> **EXERCISE**: Read the records and gather each line that includes "localhost".

=-=-=

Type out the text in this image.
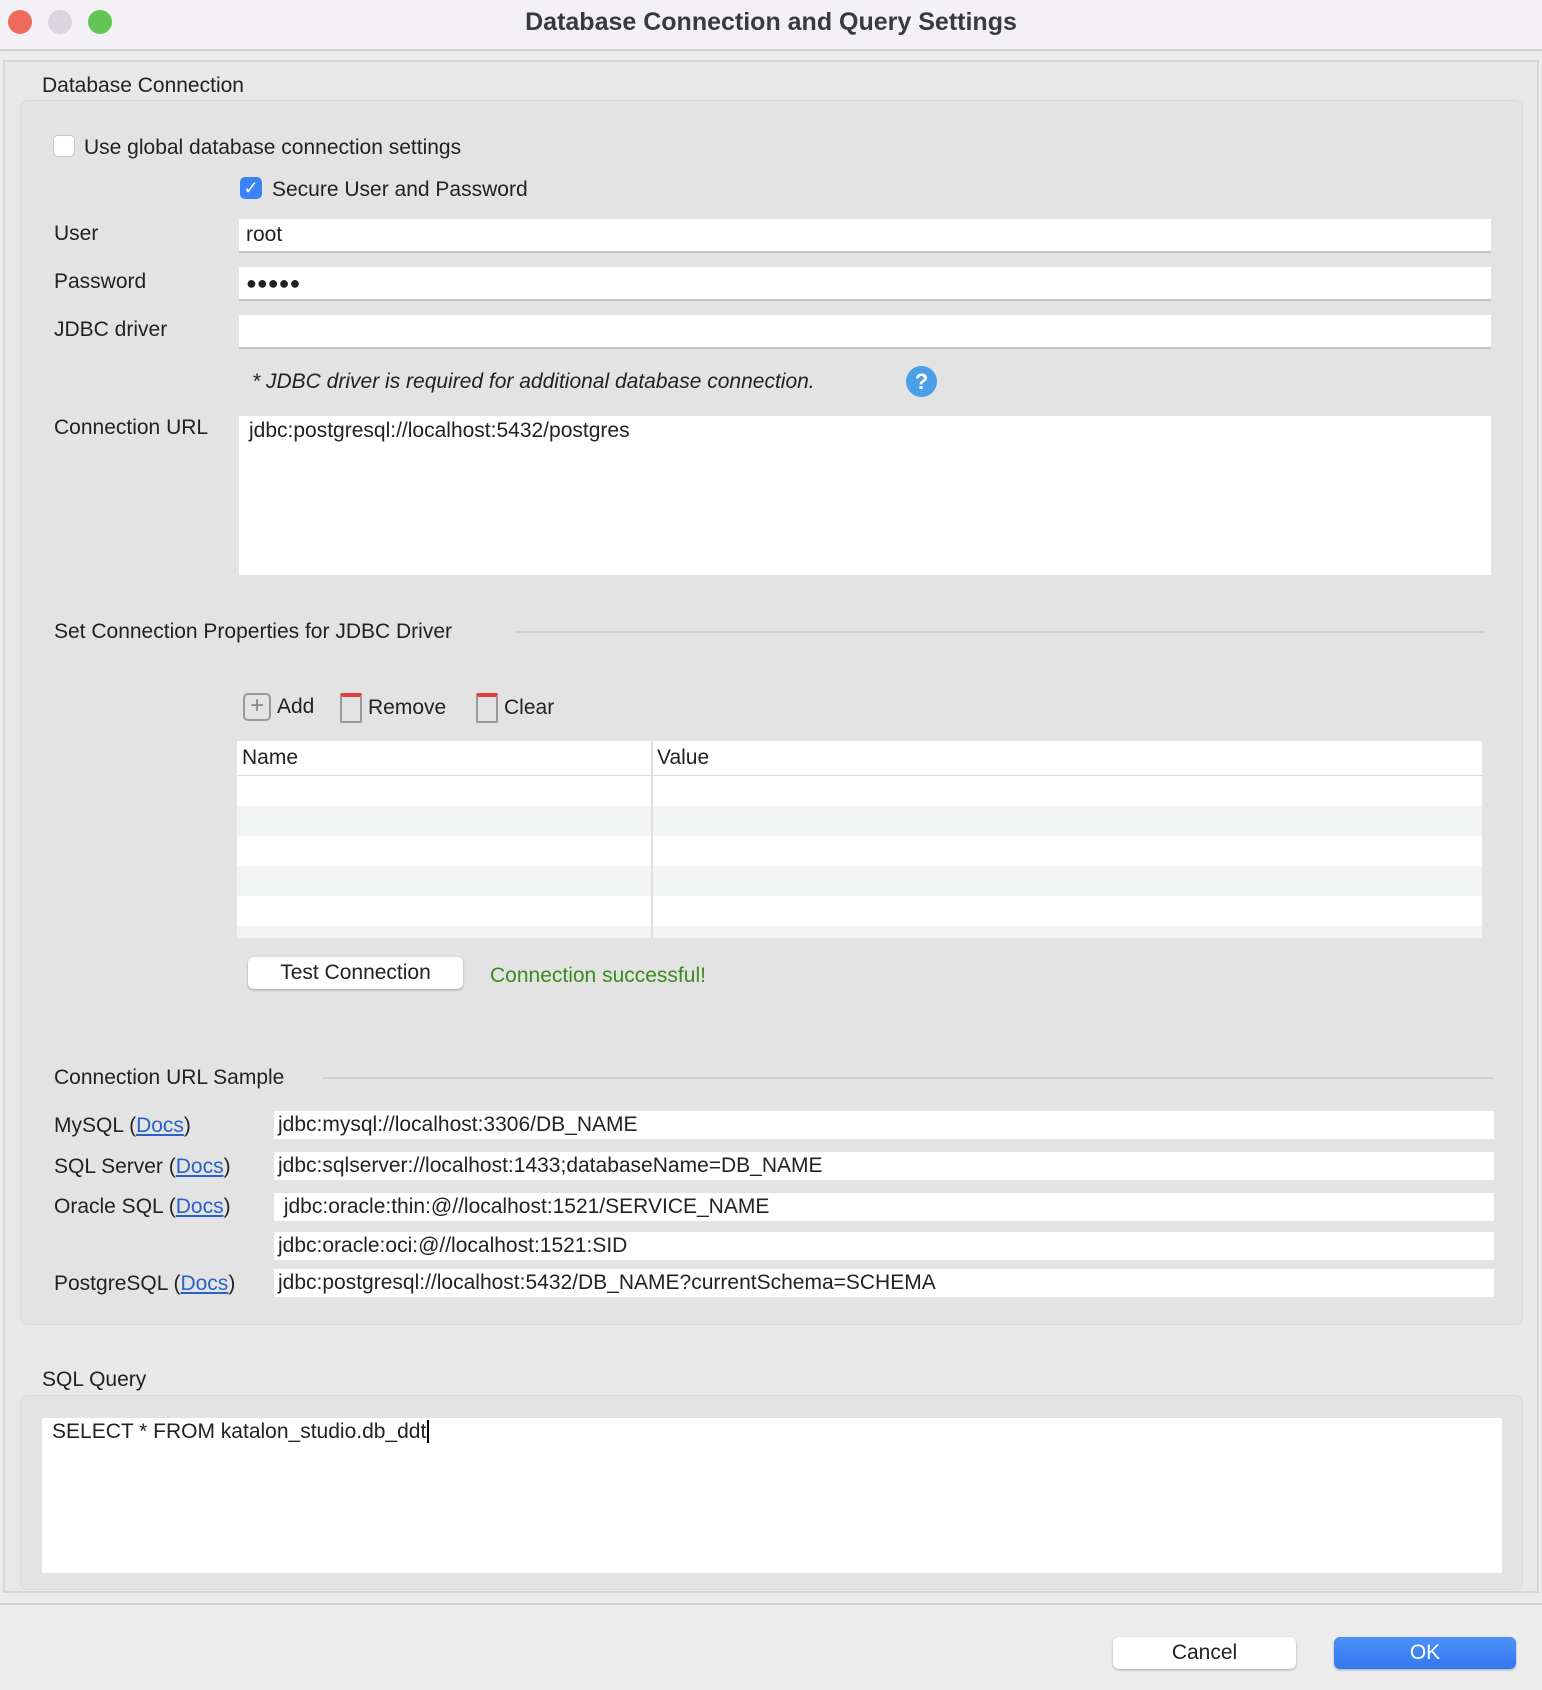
Database Connection and Query Settings
Database Connection
Use global database connection settings
✓ Secure User and Password
User	root
Password	●●●●●
JDBC driver
* JDBC driver is required for additional database connection.	?
Connection URL	jdbc:postgresql://localhost:5432/postgres
Set Connection Properties for JDBC Driver
+ Add	Remove	Clear
Name	Value
Test Connection	Connection successful!
Connection URL Sample
MySQL (Docs)	jdbc:mysql://localhost:3306/DB_NAME
SQL Server (Docs) jdbc:sqlserver://localhost:1433;databaseName=DB_NAME
Oracle SQL (Docs) jdbc:oracle:thin:@//localhost:1521/SERVICE_NAME
jdbc:oracle:oci:@//localhost:1521:SID
PostgreSQL (Docs) jdbc:postgresql://localhost:5432/DB_NAME?currentSchema=SCHEMA
SQL Query
SELECT * FROM katalon_studio.db_ddt
Cancel	OK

=-=-=

> **OUTPUT FOR THIS EXERCISE**:
Connection URL	jdbc:postgresql://localhost:5432/postgres
MySQL (Docs)	jdbc:mysql://localhost:3306/DB_NAME
SQL Server (Docs) jdbc:sqlserver://localhost:1433;databaseName=DB_NAME
Oracle SQL (Docs) jdbc:oracle:thin:@//localhost:1521/SERVICE_NAME
jdbc:oracle:oci:@//localhost:1521:SID
PostgreSQL (Docs) jdbc:postgresql://localhost:5432/DB_NAME?currentSchema=SCHEMA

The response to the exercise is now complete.